Tally the lines that hold the word "arrow" and reply with that figure only.

▶ **Stored entries**
*-*-*

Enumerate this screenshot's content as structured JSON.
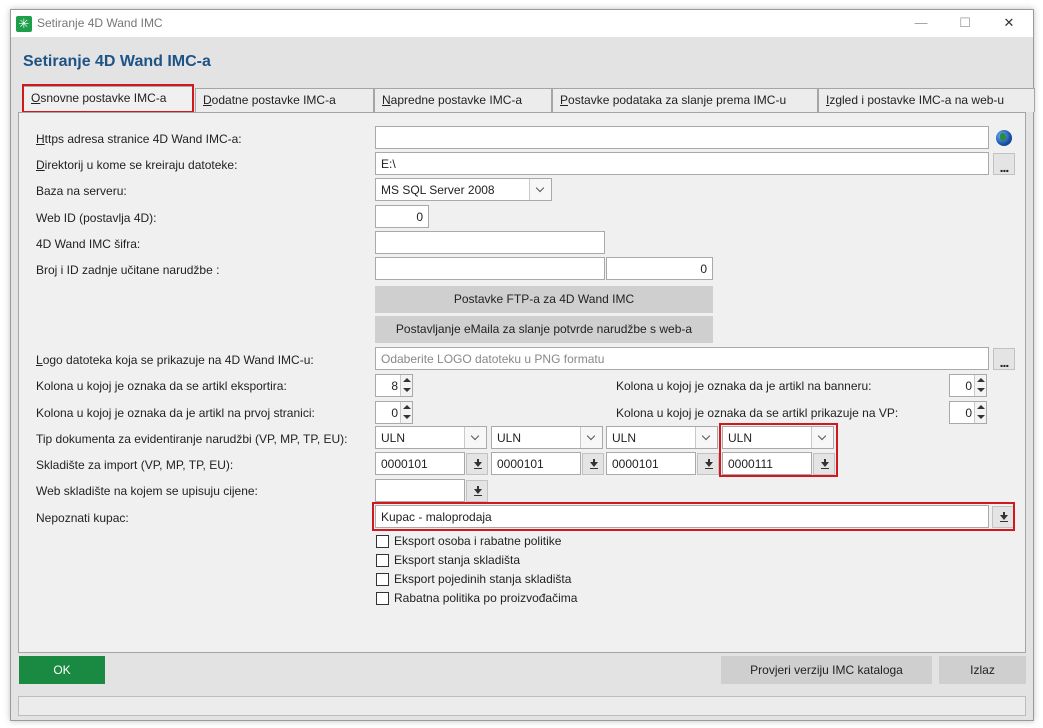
{
  "window": {
    "title": "Setiranje 4D Wand IMC",
    "controls": {
      "minimize": "—",
      "maximize": "☐",
      "close": "✕"
    }
  },
  "header": {
    "title": "Setiranje 4D Wand IMC-a"
  },
  "tabs": [
    {
      "accel": "O",
      "rest": "snovne postavke IMC-a",
      "active": true
    },
    {
      "accel": "D",
      "rest": "odatne postavke IMC-a",
      "active": false
    },
    {
      "accel": "N",
      "rest": "apredne postavke IMC-a",
      "active": false
    },
    {
      "accel": "P",
      "rest": "ostavke podataka za slanje prema IMC-u",
      "active": false
    },
    {
      "accel": "I",
      "rest": "zgled i postavke IMC-a na web-u",
      "active": false
    }
  ],
  "form": {
    "https_label_accel": "H",
    "https_label_rest": "ttps adresa stranice 4D Wand IMC-a:",
    "https_value": "",
    "dir_label_accel": "D",
    "dir_label_rest": "irektorij u kome se kreiraju datoteke:",
    "dir_value": "E:\\",
    "baza_label": "Baza na serveru:",
    "baza_value": "MS SQL Server 2008",
    "webid_label": "Web ID (postavlja 4D):",
    "webid_value": "0",
    "sifra_label": "4D Wand IMC šifra:",
    "sifra_value": "",
    "broj_label": "Broj i ID zadnje učitane narudžbe :",
    "broj_value": "",
    "id_value": "0",
    "ftp_button": "Postavke FTP-a za 4D Wand IMC",
    "email_button": "Postavljanje eMaila za slanje potvrde narudžbe s web-a",
    "logo_label_accel": "L",
    "logo_label_rest": "ogo datoteka koja se prikazuje na 4D Wand IMC-u:",
    "logo_placeholder": "Odaberite LOGO datoteku u PNG formatu",
    "kolona_eksport_label": "Kolona u kojoj je oznaka da se artikl eksportira:",
    "kolona_eksport_value": "8",
    "kolona_prva_label": "Kolona u kojoj je oznaka da je artikl na prvoj stranici:",
    "kolona_prva_value": "0",
    "kolona_banner_label": "Kolona u kojoj je oznaka da je artikl na banneru:",
    "kolona_banner_value": "0",
    "kolona_vp_label": "Kolona u kojoj je oznaka da se artikl prikazuje na VP:",
    "kolona_vp_value": "0",
    "tip_label": "Tip dokumenta za evidentiranje narudžbi (VP, MP, TP, EU):",
    "tip_values": [
      "ULN",
      "ULN",
      "ULN",
      "ULN"
    ],
    "skladiste_label": "Skladište za import (VP, MP, TP, EU):",
    "skladiste_values": [
      "0000101",
      "0000101",
      "0000101",
      "0000111"
    ],
    "web_skladiste_label": "Web skladište na kojem se upisuju cijene:",
    "web_skladiste_value": "",
    "kupac_label": "Nepoznati kupac:",
    "kupac_value": "Kupac - maloprodaja",
    "checkboxes": [
      {
        "label": "Eksport osoba i rabatne politike",
        "checked": false
      },
      {
        "label": "Eksport stanja skladišta",
        "checked": false
      },
      {
        "label": "Eksport pojedinih stanja skladišta",
        "checked": false
      },
      {
        "label": "Rabatna politika po proizvođačima",
        "checked": false
      }
    ]
  },
  "footer": {
    "ok": "OK",
    "check_version": "Provjeri verziju IMC kataloga",
    "exit": "Izlaz"
  },
  "colors": {
    "accent_title": "#1d5386",
    "ok_green": "#1a8a43",
    "highlight_red": "#d0181e",
    "app_icon_green": "#1e9e4a"
  },
  "icons": [
    "app-icon",
    "globe-icon",
    "browse-dots-icon",
    "dropdown-arrow-icon",
    "download-arrow-icon",
    "spin-up-icon",
    "spin-down-icon"
  ]
}
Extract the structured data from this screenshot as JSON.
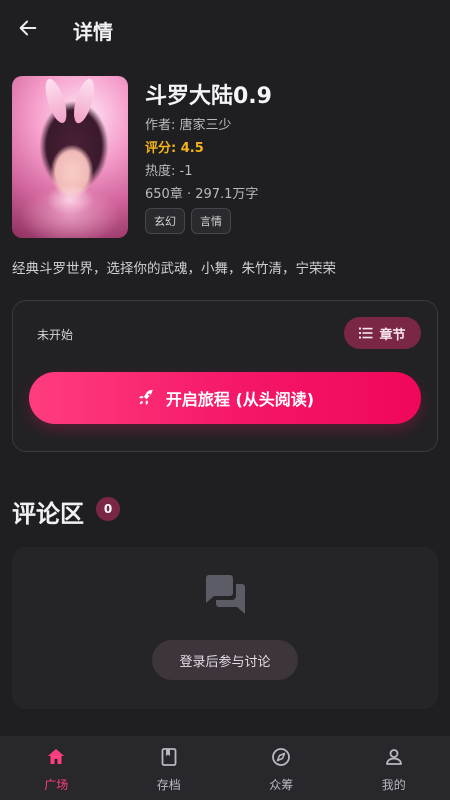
{
  "header": {
    "title": "详情"
  },
  "book": {
    "title": "斗罗大陆0.9",
    "author": "作者: 唐家三少",
    "rating": "评分: 4.5",
    "heat": "热度: -1",
    "stats": "650章 · 297.1万字",
    "tags": [
      "玄幻",
      "言情"
    ],
    "description": "经典斗罗世界，选择你的武魂，小舞，朱竹清，宁荣荣"
  },
  "reading": {
    "status": "未开始",
    "chapters_label": "章节",
    "start_label": "开启旅程 (从头阅读)"
  },
  "comments": {
    "title": "评论区",
    "count": "0",
    "login_label": "登录后参与讨论"
  },
  "nav": {
    "items": [
      {
        "label": "广场",
        "icon": "home-icon",
        "active": true
      },
      {
        "label": "存档",
        "icon": "book-icon",
        "active": false
      },
      {
        "label": "众筹",
        "icon": "compass-icon",
        "active": false
      },
      {
        "label": "我的",
        "icon": "user-icon",
        "active": false
      }
    ]
  },
  "colors": {
    "background": "#1f1f22",
    "accent": "#ff3d7f",
    "rating": "#f2b31b",
    "badge": "#7a2747"
  }
}
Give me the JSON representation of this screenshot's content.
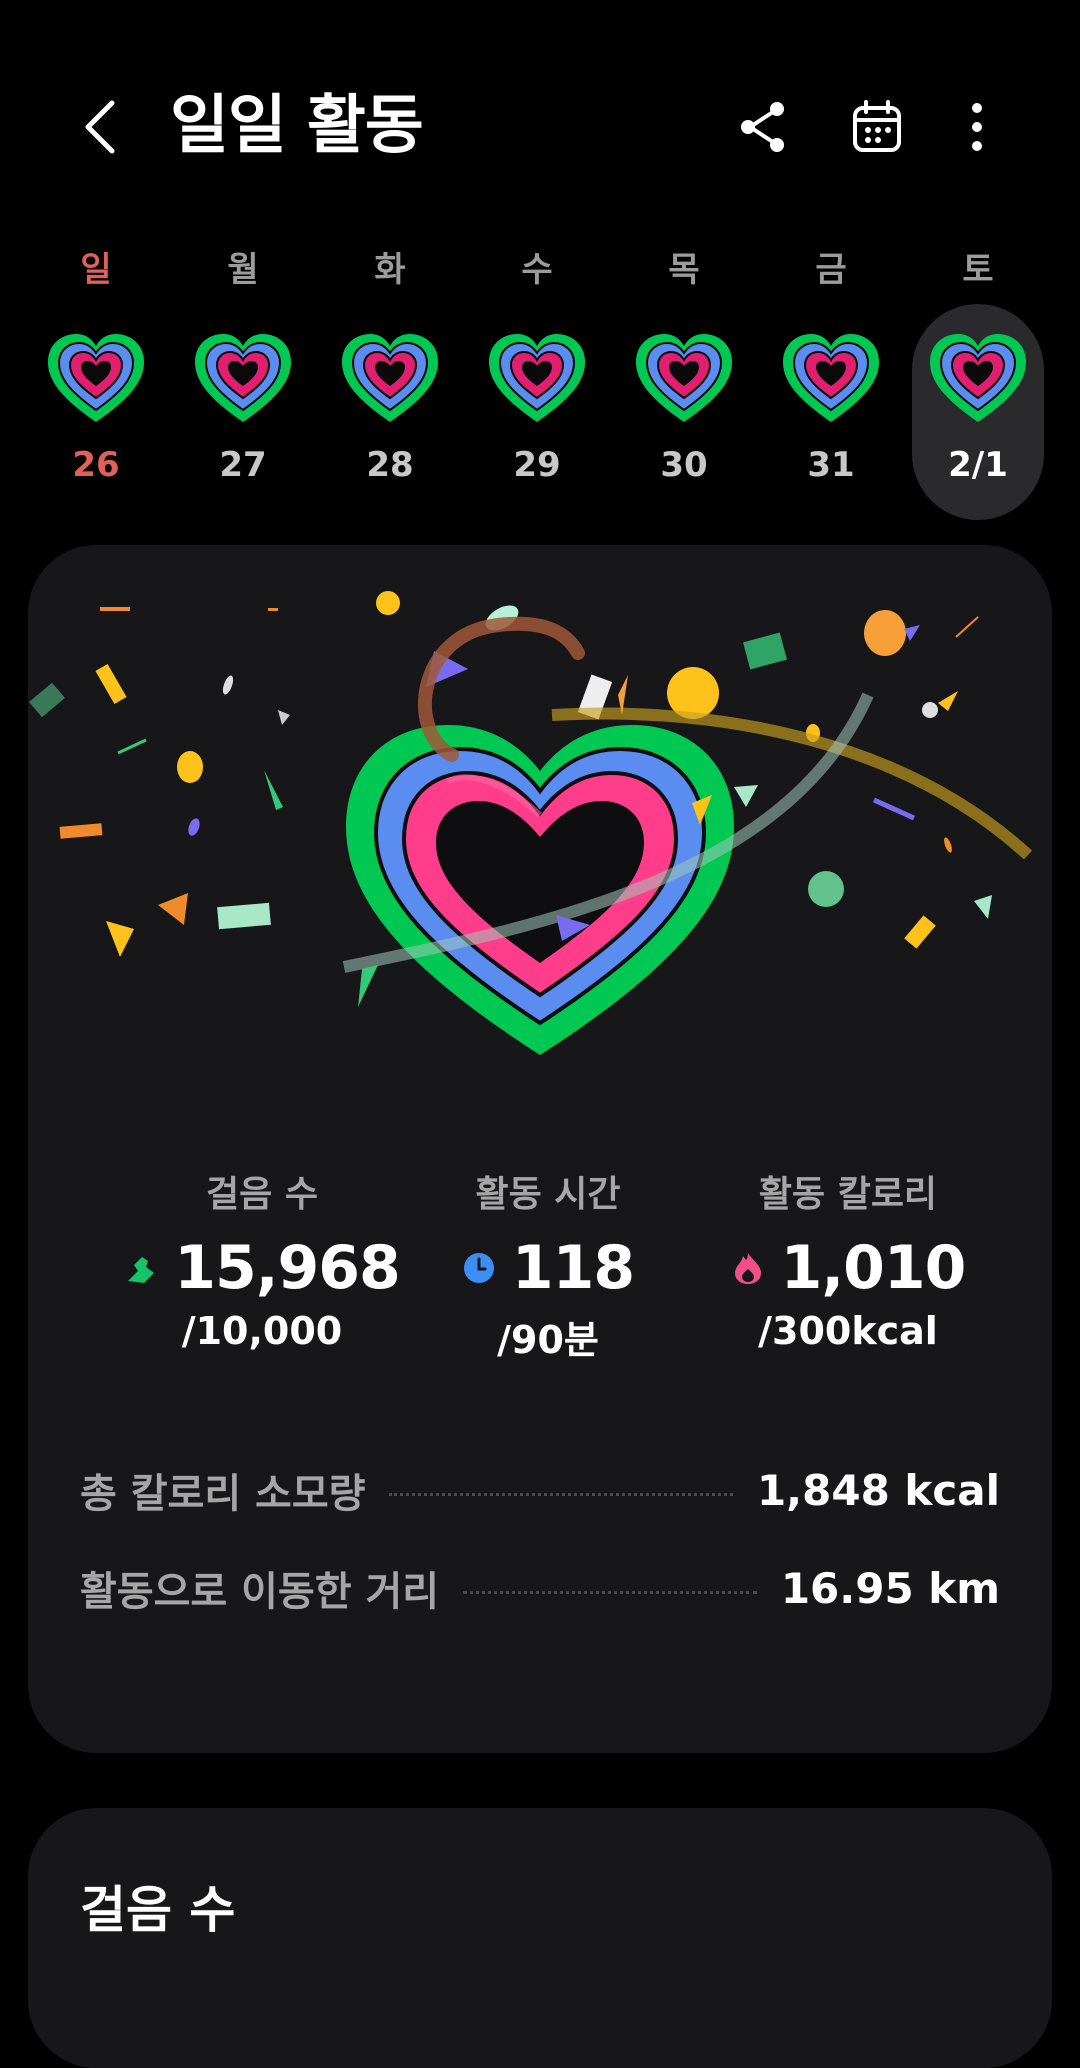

*-*-*

▶ **FINISHED TASK**
2